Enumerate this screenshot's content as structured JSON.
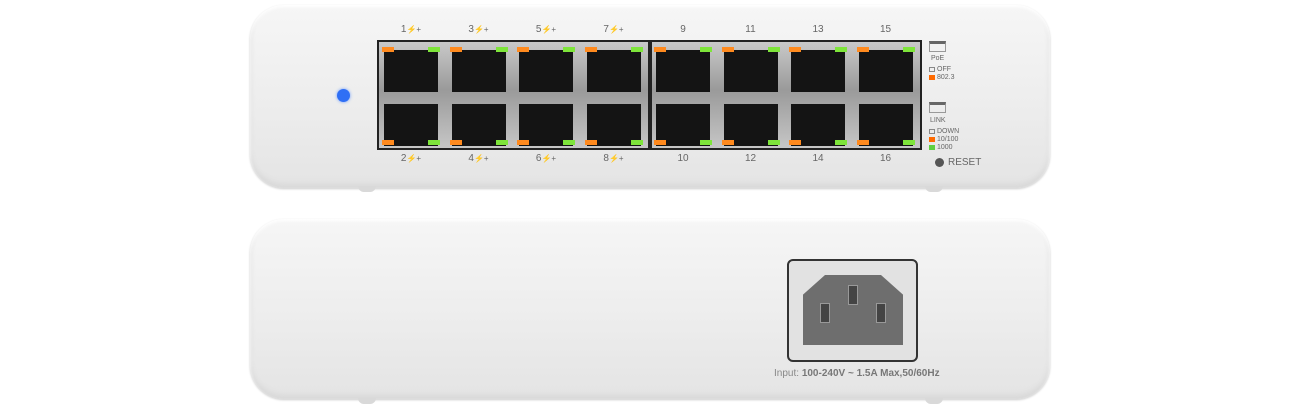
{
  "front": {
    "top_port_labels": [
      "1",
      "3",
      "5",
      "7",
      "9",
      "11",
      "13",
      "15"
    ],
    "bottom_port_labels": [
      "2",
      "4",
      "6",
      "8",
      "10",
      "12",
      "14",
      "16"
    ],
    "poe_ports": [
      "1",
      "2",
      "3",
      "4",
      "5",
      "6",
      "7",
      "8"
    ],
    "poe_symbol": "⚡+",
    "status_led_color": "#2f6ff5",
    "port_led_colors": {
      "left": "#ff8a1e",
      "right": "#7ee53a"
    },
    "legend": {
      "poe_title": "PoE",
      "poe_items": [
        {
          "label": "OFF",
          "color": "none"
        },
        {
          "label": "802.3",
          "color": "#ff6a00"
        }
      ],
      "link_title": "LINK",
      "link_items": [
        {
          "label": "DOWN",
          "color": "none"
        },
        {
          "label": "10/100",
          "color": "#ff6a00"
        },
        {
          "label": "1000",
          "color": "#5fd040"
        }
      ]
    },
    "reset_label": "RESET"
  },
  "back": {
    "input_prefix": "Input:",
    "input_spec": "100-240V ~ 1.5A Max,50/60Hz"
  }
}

# # # # #

=== What you are asked to do ===
Extract the text of all the records above verbatim, excluding pictures.

=== Finished answer ===
Enumerate this screenshot's content as structured JSON.
{
  "front": {
    "top_port_labels": [
      "1",
      "3",
      "5",
      "7",
      "9",
      "11",
      "13",
      "15"
    ],
    "bottom_port_labels": [
      "2",
      "4",
      "6",
      "8",
      "10",
      "12",
      "14",
      "16"
    ],
    "poe_ports": [
      "1",
      "2",
      "3",
      "4",
      "5",
      "6",
      "7",
      "8"
    ],
    "poe_symbol": "⚡+",
    "status_led_color": "#2f6ff5",
    "port_led_colors": {
      "left": "#ff8a1e",
      "right": "#7ee53a"
    },
    "legend": {
      "poe_title": "PoE",
      "poe_items": [
        {
          "label": "OFF",
          "color": "none"
        },
        {
          "label": "802.3",
          "color": "#ff6a00"
        }
      ],
      "link_title": "LINK",
      "link_items": [
        {
          "label": "DOWN",
          "color": "none"
        },
        {
          "label": "10/100",
          "color": "#ff6a00"
        },
        {
          "label": "1000",
          "color": "#5fd040"
        }
      ]
    },
    "reset_label": "RESET"
  },
  "back": {
    "input_prefix": "Input:",
    "input_spec": "100-240V ~ 1.5A Max,50/60Hz"
  }
}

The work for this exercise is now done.